Problem statement: Write out exactly the lines from the one containing "What's the underlying" through the last line of the records below, including both.

Record extracts:

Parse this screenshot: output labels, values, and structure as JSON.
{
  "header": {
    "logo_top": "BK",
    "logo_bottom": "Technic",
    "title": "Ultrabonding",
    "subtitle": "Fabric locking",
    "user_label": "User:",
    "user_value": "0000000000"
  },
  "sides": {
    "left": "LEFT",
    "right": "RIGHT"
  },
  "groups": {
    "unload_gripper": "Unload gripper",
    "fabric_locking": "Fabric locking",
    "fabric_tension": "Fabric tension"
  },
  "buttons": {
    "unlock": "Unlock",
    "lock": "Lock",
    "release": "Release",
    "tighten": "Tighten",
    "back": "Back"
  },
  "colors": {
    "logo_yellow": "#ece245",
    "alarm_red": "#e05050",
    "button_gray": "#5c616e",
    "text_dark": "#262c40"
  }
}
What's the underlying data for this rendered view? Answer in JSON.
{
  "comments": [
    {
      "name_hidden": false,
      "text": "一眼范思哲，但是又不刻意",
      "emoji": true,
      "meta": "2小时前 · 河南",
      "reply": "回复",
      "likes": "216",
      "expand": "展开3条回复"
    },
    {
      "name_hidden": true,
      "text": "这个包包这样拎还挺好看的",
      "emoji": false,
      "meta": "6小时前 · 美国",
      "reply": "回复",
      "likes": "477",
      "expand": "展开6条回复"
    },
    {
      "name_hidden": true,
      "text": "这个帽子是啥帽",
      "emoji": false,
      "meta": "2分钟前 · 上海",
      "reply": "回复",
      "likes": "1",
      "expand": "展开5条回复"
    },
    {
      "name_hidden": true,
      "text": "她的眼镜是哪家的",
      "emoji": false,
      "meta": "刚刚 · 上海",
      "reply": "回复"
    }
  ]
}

The solution:
What's the underlying data for this rendered view? Answer in JSON.
{
  "comments": [
    {
      "name_hidden": false,
      "text": "一眼范思哲，但是又不刻意",
      "emoji": true,
      "meta": "2小时前 · 河南",
      "reply": "回复",
      "likes": "216",
      "expand": "展开3条回复"
    },
    {
      "name_hidden": true,
      "text": "这个包包这样拎还挺好看的",
      "emoji": false,
      "meta": "6小时前 · 美国",
      "reply": "回复",
      "likes": "477",
      "expand": "展开6条回复"
    },
    {
      "name_hidden": true,
      "text": "这个帽子是啥帽",
      "emoji": false,
      "meta": "2分钟前 · 上海",
      "reply": "回复",
      "likes": "1",
      "expand": "展开5条回复"
    },
    {
      "name_hidden": true,
      "text": "她的眼镜是哪家的",
      "emoji": false,
      "meta": "刚刚 · 上海",
      "reply": "回复"
    }
  ]
}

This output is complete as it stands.